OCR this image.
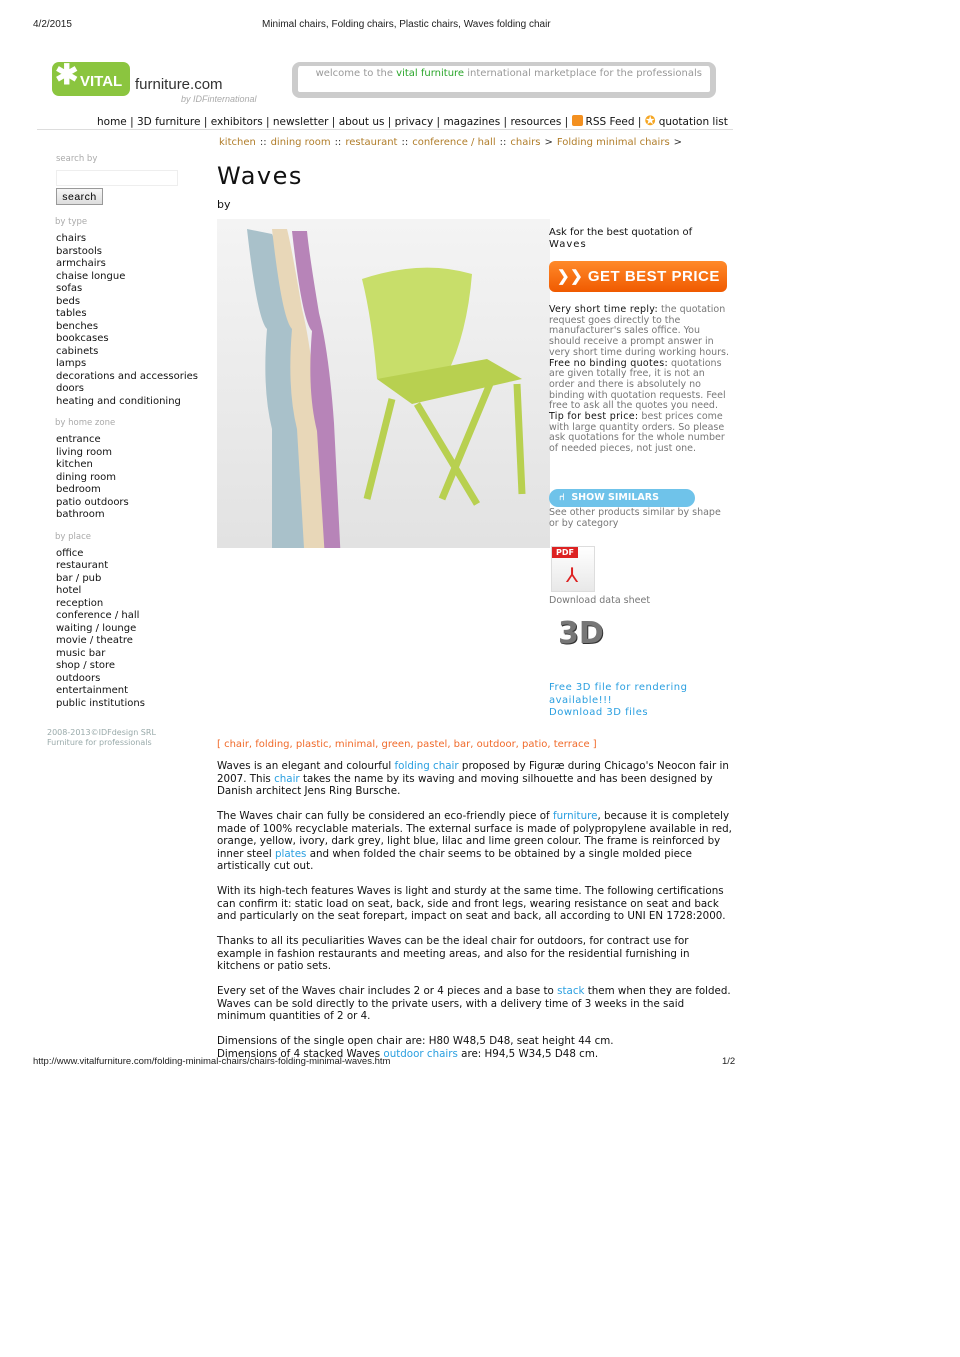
4/2/2015	Minimal chairs, Folding chairs, Plastic chairs, Waves folding chair
✱ VITAL furniture.com
by IDFinternational
welcome to the vital furniture international marketplace for the professionals
home | 3D furniture | exhibitors | newsletter | about us | privacy | magazines | resources | RSS Feed | ✪ quotation list
kitchen :: dining room :: restaurant :: conference / hall :: chairs > Folding minimal chairs >
search by
search
by type
chairs
barstools
armchairs
chaise longue
sofas
beds
tables
benches
bookcases
cabinets
lamps
decorations and accessories
doors
heating and conditioning
by home zone
entrance
living room
kitchen
dining room
bedroom
patio outdoors
bathroom
by place
office
restaurant
bar / pub
hotel
reception
conference / hall
waiting / lounge
movie / theatre
music bar
shop / store
outdoors
entertainment
public institutions
2008-2013©IDFdesign SRL
Furniture for professionals
Waves
by
Ask for the best quotation of
Waves
❯❯ GET BEST PRICE
Very short time reply: the quotation request goes directly to the manufacturer's sales office. You should receive a prompt answer in very short time during working hours.
Free no binding quotes: quotations are given totally free, it is not an order and there is absolutely no binding with quotation requests. Feel free to ask all the quotes you need.
Tip for best price: best prices come with large quantity orders. So please ask quotations for the whole number of needed pieces, not just one.
⑁ SHOW SIMILARS
See other products similar by shape or by category
PDF
⅄
Download data sheet
3D
Free 3D file for rendering available!!!
Download 3D files
[ chair, folding, plastic, minimal, green, pastel, bar, outdoor, patio, terrace ]

Waves is an elegant and colourful folding chair proposed by Figuræ during Chicago's Neocon fair in 2007. This chair takes the name by its waving and moving silhouette and has been designed by Danish architect Jens Ring Bursche.

The Waves chair can fully be considered an eco-friendly piece of furniture, because it is completely made of 100% recyclable materials. The external surface is made of polypropylene available in red, orange, yellow, ivory, dark grey, light blue, lilac and lime green colour. The frame is reinforced by inner steel plates and when folded the chair seems to be obtained by a single molded piece artistically cut out.

With its high-tech features Waves is light and sturdy at the same time. The following certifications can confirm it: static load on seat, back, side and front legs, wearing resistance on seat and back and particularly on the seat forepart, impact on seat and back, all according to UNI EN 1728:2000.

Thanks to all its peculiarities Waves can be the ideal chair for outdoors, for contract use for example in fashion restaurants and meeting areas, and also for the residential furnishing in kitchens or patio sets.

Every set of the Waves chair includes 2 or 4 pieces and a base to stack them when they are folded. Waves can be sold directly to the private users, with a delivery time of 3 weeks in the said minimum quantities of 2 or 4.

Dimensions of the single open chair are: H80 W48,5 D48, seat height 44 cm.
Dimensions of 4 stacked Waves outdoor chairs are: H94,5 W34,5 D48 cm.

http://www.vitalfurniture.com/folding-minimal-chairs/chairs-folding-minimal-waves.htm	1/2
+ + +
▶ _Task statement_
Copy every line of the data exactly as written, excluding the pictures.

▶ _Answer for the task_
OCR this image.
4/2/2015	Minimal chairs, Folding chairs, Plastic chairs, Waves folding chair
✱ VITAL furniture.com
by IDFinternational
welcome to the vital furniture international marketplace for the professionals
home | 3D furniture | exhibitors | newsletter | about us | privacy | magazines | resources | RSS Feed | ✪ quotation list
kitchen :: dining room :: restaurant :: conference / hall :: chairs > Folding minimal chairs >
search by
search
by type
chairs
barstools
armchairs
chaise longue
sofas
beds
tables
benches
bookcases
cabinets
lamps
decorations and accessories
doors
heating and conditioning
by home zone
entrance
living room
kitchen
dining room
bedroom
patio outdoors
bathroom
by place
office
restaurant
bar / pub
hotel
reception
conference / hall
waiting / lounge
movie / theatre
music bar
shop / store
outdoors
entertainment
public institutions
2008-2013©IDFdesign SRL
Furniture for professionals
Waves
by
Ask for the best quotation of
Waves
❯❯ GET BEST PRICE
Very short time reply: the quotation request goes directly to the manufacturer's sales office. You should receive a prompt answer in very short time during working hours.
Free no binding quotes: quotations are given totally free, it is not an order and there is absolutely no binding with quotation requests. Feel free to ask all the quotes you need.
Tip for best price: best prices come with large quantity orders. So please ask quotations for the whole number of needed pieces, not just one.
⑁ SHOW SIMILARS
See other products similar by shape or by category
PDF
⅄
Download data sheet
3D
Free 3D file for rendering available!!!
Download 3D files
[ chair, folding, plastic, minimal, green, pastel, bar, outdoor, patio, terrace ]

Waves is an elegant and colourful folding chair proposed by Figuræ during Chicago's Neocon fair in 2007. This chair takes the name by its waving and moving silhouette and has been designed by Danish architect Jens Ring Bursche.

The Waves chair can fully be considered an eco-friendly piece of furniture, because it is completely made of 100% recyclable materials. The external surface is made of polypropylene available in red, orange, yellow, ivory, dark grey, light blue, lilac and lime green colour. The frame is reinforced by inner steel plates and when folded the chair seems to be obtained by a single molded piece artistically cut out.

With its high-tech features Waves is light and sturdy at the same time. The following certifications can confirm it: static load on seat, back, side and front legs, wearing resistance on seat and back and particularly on the seat forepart, impact on seat and back, all according to UNI EN 1728:2000.

Thanks to all its peculiarities Waves can be the ideal chair for outdoors, for contract use for example in fashion restaurants and meeting areas, and also for the residential furnishing in kitchens or patio sets.

Every set of the Waves chair includes 2 or 4 pieces and a base to stack them when they are folded. Waves can be sold directly to the private users, with a delivery time of 3 weeks in the said minimum quantities of 2 or 4.

Dimensions of the single open chair are: H80 W48,5 D48, seat height 44 cm.
Dimensions of 4 stacked Waves outdoor chairs are: H94,5 W34,5 D48 cm.

http://www.vitalfurniture.com/folding-minimal-chairs/chairs-folding-minimal-waves.htm	1/2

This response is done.